## RECORD EXTRACTS
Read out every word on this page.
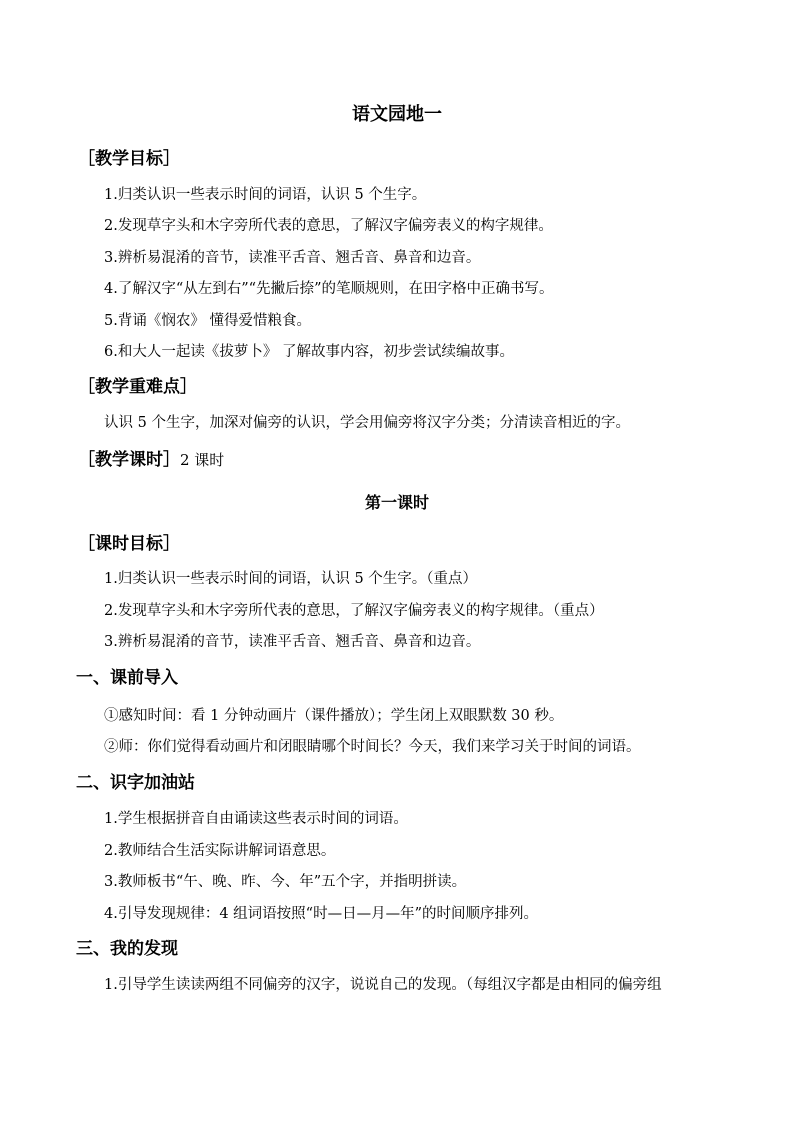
语文园地一
［教学目标］
1.归类认识一些表示时间的词语，认识 5 个生字。
2.发现草字头和木字旁所代表的意思，了解汉字偏旁表义的构字规律。
3.辨析易混淆的音节，读准平舌音、翘舌音、鼻音和边音。
4.了解汉字“从左到右”“先撇后捺”的笔顺规则，在田字格中正确书写。
5.背诵《悯农》 懂得爱惜粮食。
6.和大人一起读《拔萝卜》 了解故事内容，初步尝试续编故事。
［教学重难点］
认识 5 个生字，加深对偏旁的认识，学会用偏旁将汉字分类；分清读音相近的字。
［教学课时］2 课时
第一课时
［课时目标］
1.归类认识一些表示时间的词语，认识 5 个生字。（重点）
2.发现草字头和木字旁所代表的意思，了解汉字偏旁表义的构字规律。（重点）
3.辨析易混淆的音节，读准平舌音、翘舌音、鼻音和边音。
一、课前导入
①感知时间：看 1 分钟动画片（课件播放）；学生闭上双眼默数 30 秒。
②师：你们觉得看动画片和闭眼睛哪个时间长？今天，我们来学习关于时间的词语。
二、识字加油站
1.学生根据拼音自由诵读这些表示时间的词语。
2.教师结合生活实际讲解词语意思。
3.教师板书“午、晚、昨、今、年”五个字，并指明拼读。
4.引导发现规律：4 组词语按照“时—日—月—年”的时间顺序排列。
三、我的发现
1.引导学生读读两组不同偏旁的汉字，说说自己的发现。（每组汉字都是由相同的偏旁组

## YOUR OBJECTIVE
Copy out the data above exactly, except the pictures.

## SOLUTION FOR THIS TASK
Read out every word on this page.
语文园地一
［教学目标］
1.归类认识一些表示时间的词语，认识 5 个生字。
2.发现草字头和木字旁所代表的意思，了解汉字偏旁表义的构字规律。
3.辨析易混淆的音节，读准平舌音、翘舌音、鼻音和边音。
4.了解汉字“从左到右”“先撇后捺”的笔顺规则，在田字格中正确书写。
5.背诵《悯农》 懂得爱惜粮食。
6.和大人一起读《拔萝卜》 了解故事内容，初步尝试续编故事。
［教学重难点］
认识 5 个生字，加深对偏旁的认识，学会用偏旁将汉字分类；分清读音相近的字。
［教学课时］2 课时
第一课时
［课时目标］
1.归类认识一些表示时间的词语，认识 5 个生字。（重点）
2.发现草字头和木字旁所代表的意思，了解汉字偏旁表义的构字规律。（重点）
3.辨析易混淆的音节，读准平舌音、翘舌音、鼻音和边音。
一、课前导入
①感知时间：看 1 分钟动画片（课件播放）；学生闭上双眼默数 30 秒。
②师：你们觉得看动画片和闭眼睛哪个时间长？今天，我们来学习关于时间的词语。
二、识字加油站
1.学生根据拼音自由诵读这些表示时间的词语。
2.教师结合生活实际讲解词语意思。
3.教师板书“午、晚、昨、今、年”五个字，并指明拼读。
4.引导发现规律：4 组词语按照“时—日—月—年”的时间顺序排列。
三、我的发现
1.引导学生读读两组不同偏旁的汉字，说说自己的发现。（每组汉字都是由相同的偏旁组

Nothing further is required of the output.